● **Written request**
Repeat, exactly and completely, the entries shown underneath.

begin Material

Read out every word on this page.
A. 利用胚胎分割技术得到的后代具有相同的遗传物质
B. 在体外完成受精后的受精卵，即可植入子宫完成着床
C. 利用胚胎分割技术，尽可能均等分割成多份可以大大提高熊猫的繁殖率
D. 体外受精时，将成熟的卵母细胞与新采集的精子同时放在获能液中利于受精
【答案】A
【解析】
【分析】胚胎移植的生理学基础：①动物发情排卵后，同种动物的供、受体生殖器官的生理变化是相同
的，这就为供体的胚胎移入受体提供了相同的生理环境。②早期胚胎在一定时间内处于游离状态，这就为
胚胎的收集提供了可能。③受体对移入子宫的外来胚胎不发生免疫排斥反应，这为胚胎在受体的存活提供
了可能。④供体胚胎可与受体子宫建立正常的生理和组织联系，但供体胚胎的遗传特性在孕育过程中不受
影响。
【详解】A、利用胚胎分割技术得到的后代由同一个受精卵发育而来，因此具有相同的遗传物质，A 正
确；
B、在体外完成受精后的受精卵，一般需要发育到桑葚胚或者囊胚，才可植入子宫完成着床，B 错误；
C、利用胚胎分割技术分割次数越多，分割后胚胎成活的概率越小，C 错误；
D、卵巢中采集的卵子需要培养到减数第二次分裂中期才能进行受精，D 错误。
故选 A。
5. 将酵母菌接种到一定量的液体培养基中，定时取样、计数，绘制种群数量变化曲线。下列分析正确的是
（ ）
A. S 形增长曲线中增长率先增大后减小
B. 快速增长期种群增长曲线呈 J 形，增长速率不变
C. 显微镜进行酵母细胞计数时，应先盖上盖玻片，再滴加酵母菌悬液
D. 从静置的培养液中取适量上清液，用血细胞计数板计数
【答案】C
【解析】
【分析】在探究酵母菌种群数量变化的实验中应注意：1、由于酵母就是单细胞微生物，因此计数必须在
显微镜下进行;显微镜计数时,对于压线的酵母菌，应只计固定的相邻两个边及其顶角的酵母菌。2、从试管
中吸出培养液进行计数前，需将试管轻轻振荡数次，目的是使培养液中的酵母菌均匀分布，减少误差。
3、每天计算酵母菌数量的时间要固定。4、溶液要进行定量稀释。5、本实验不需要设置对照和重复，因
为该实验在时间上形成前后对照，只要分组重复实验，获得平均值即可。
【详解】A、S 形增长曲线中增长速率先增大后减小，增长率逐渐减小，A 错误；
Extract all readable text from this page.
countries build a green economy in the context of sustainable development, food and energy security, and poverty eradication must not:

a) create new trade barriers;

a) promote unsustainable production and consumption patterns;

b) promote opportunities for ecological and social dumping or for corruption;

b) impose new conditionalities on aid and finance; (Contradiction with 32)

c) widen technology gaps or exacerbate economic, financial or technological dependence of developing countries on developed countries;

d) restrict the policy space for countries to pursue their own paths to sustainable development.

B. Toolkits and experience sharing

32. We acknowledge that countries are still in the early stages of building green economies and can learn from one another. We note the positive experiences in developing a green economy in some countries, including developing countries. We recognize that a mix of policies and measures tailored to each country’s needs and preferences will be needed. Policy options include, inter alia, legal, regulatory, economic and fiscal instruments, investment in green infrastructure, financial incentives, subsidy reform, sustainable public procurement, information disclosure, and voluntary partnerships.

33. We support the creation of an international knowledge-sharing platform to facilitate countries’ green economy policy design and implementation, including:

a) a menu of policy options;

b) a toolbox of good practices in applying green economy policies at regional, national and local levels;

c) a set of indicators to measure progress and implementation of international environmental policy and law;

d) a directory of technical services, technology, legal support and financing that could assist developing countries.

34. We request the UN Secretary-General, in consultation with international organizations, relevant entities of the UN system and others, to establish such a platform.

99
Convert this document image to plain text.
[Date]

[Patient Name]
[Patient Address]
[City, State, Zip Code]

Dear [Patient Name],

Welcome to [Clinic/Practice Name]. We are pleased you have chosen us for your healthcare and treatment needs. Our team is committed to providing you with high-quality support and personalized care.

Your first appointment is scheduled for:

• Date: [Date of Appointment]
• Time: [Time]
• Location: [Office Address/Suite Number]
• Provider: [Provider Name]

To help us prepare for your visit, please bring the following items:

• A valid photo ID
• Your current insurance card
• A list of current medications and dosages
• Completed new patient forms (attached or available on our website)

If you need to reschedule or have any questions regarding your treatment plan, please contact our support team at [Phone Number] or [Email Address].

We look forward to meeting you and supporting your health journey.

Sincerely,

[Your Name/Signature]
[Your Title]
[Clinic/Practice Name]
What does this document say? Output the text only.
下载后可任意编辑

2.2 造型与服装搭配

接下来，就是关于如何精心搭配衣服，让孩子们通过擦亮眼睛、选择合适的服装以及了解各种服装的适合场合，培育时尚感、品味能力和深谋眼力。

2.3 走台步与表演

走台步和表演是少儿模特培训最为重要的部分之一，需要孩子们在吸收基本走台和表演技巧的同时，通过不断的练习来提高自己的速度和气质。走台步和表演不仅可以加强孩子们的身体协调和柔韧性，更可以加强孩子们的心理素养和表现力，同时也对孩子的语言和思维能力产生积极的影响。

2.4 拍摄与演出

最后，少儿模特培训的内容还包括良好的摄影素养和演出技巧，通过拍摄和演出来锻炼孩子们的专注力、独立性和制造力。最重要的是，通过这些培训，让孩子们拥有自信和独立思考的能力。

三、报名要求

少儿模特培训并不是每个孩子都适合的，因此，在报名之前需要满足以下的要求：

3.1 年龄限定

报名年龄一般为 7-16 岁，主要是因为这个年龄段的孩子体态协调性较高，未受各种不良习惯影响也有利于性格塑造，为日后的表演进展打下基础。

end Material

● **Problem solution**
Read out every word on this page.
A. 利用胚胎分割技术得到的后代具有相同的遗传物质
B. 在体外完成受精后的受精卵，即可植入子宫完成着床
C. 利用胚胎分割技术，尽可能均等分割成多份可以大大提高熊猫的繁殖率
D. 体外受精时，将成熟的卵母细胞与新采集的精子同时放在获能液中利于受精
【答案】A
【解析】
【分析】胚胎移植的生理学基础：①动物发情排卵后，同种动物的供、受体生殖器官的生理变化是相同
的，这就为供体的胚胎移入受体提供了相同的生理环境。②早期胚胎在一定时间内处于游离状态，这就为
胚胎的收集提供了可能。③受体对移入子宫的外来胚胎不发生免疫排斥反应，这为胚胎在受体的存活提供
了可能。④供体胚胎可与受体子宫建立正常的生理和组织联系，但供体胚胎的遗传特性在孕育过程中不受
影响。
【详解】A、利用胚胎分割技术得到的后代由同一个受精卵发育而来，因此具有相同的遗传物质，A 正
确；
B、在体外完成受精后的受精卵，一般需要发育到桑葚胚或者囊胚，才可植入子宫完成着床，B 错误；
C、利用胚胎分割技术分割次数越多，分割后胚胎成活的概率越小，C 错误；
D、卵巢中采集的卵子需要培养到减数第二次分裂中期才能进行受精，D 错误。
故选 A。
5. 将酵母菌接种到一定量的液体培养基中，定时取样、计数，绘制种群数量变化曲线。下列分析正确的是
（ ）
A. S 形增长曲线中增长率先增大后减小
B. 快速增长期种群增长曲线呈 J 形，增长速率不变
C. 显微镜进行酵母细胞计数时，应先盖上盖玻片，再滴加酵母菌悬液
D. 从静置的培养液中取适量上清液，用血细胞计数板计数
【答案】C
【解析】
【分析】在探究酵母菌种群数量变化的实验中应注意：1、由于酵母就是单细胞微生物，因此计数必须在
显微镜下进行;显微镜计数时,对于压线的酵母菌，应只计固定的相邻两个边及其顶角的酵母菌。2、从试管
中吸出培养液进行计数前，需将试管轻轻振荡数次，目的是使培养液中的酵母菌均匀分布，减少误差。
3、每天计算酵母菌数量的时间要固定。4、溶液要进行定量稀释。5、本实验不需要设置对照和重复，因
为该实验在时间上形成前后对照，只要分组重复实验，获得平均值即可。
【详解】A、S 形增长曲线中增长速率先增大后减小，增长率逐渐减小，A 错误；
Extract all readable text from this page.
countries build a green economy in the context of sustainable development, food and energy security, and poverty eradication must not:

a) create new trade barriers;

a) promote unsustainable production and consumption patterns;

b) promote opportunities for ecological and social dumping or for corruption;

b) impose new conditionalities on aid and finance; (Contradiction with 32)

c) widen technology gaps or exacerbate economic, financial or technological dependence of developing countries on developed countries;

d) restrict the policy space for countries to pursue their own paths to sustainable development.

B. Toolkits and experience sharing

32. We acknowledge that countries are still in the early stages of building green economies and can learn from one another. We note the positive experiences in developing a green economy in some countries, including developing countries. We recognize that a mix of policies and measures tailored to each country’s needs and preferences will be needed. Policy options include, inter alia, legal, regulatory, economic and fiscal instruments, investment in green infrastructure, financial incentives, subsidy reform, sustainable public procurement, information disclosure, and voluntary partnerships.

33. We support the creation of an international knowledge-sharing platform to facilitate countries’ green economy policy design and implementation, including:

a) a menu of policy options;

b) a toolbox of good practices in applying green economy policies at regional, national and local levels;

c) a set of indicators to measure progress and implementation of international environmental policy and law;

d) a directory of technical services, technology, legal support and financing that could assist developing countries.

34. We request the UN Secretary-General, in consultation with international organizations, relevant entities of the UN system and others, to establish such a platform.

99
Convert this document image to plain text.
[Date]

[Patient Name]
[Patient Address]
[City, State, Zip Code]

Dear [Patient Name],

Welcome to [Clinic/Practice Name]. We are pleased you have chosen us for your healthcare and treatment needs. Our team is committed to providing you with high-quality support and personalized care.

Your first appointment is scheduled for:

• Date: [Date of Appointment]
• Time: [Time]
• Location: [Office Address/Suite Number]
• Provider: [Provider Name]

To help us prepare for your visit, please bring the following items:

• A valid photo ID
• Your current insurance card
• A list of current medications and dosages
• Completed new patient forms (attached or available on our website)

If you need to reschedule or have any questions regarding your treatment plan, please contact our support team at [Phone Number] or [Email Address].

We look forward to meeting you and supporting your health journey.

Sincerely,

[Your Name/Signature]
[Your Title]
[Clinic/Practice Name]
What does this document say? Output the text only.
下载后可任意编辑

2.2 造型与服装搭配

接下来，就是关于如何精心搭配衣服，让孩子们通过擦亮眼睛、选择合适的服装以及了解各种服装的适合场合，培育时尚感、品味能力和深谋眼力。

2.3 走台步与表演

走台步和表演是少儿模特培训最为重要的部分之一，需要孩子们在吸收基本走台和表演技巧的同时，通过不断的练习来提高自己的速度和气质。走台步和表演不仅可以加强孩子们的身体协调和柔韧性，更可以加强孩子们的心理素养和表现力，同时也对孩子的语言和思维能力产生积极的影响。

2.4 拍摄与演出

最后，少儿模特培训的内容还包括良好的摄影素养和演出技巧，通过拍摄和演出来锻炼孩子们的专注力、独立性和制造力。最重要的是，通过这些培训，让孩子们拥有自信和独立思考的能力。

三、报名要求

少儿模特培训并不是每个孩子都适合的，因此，在报名之前需要满足以下的要求：

3.1 年龄限定

报名年龄一般为 7-16 岁，主要是因为这个年龄段的孩子体态协调性较高，未受各种不良习惯影响也有利于性格塑造，为日后的表演进展打下基础。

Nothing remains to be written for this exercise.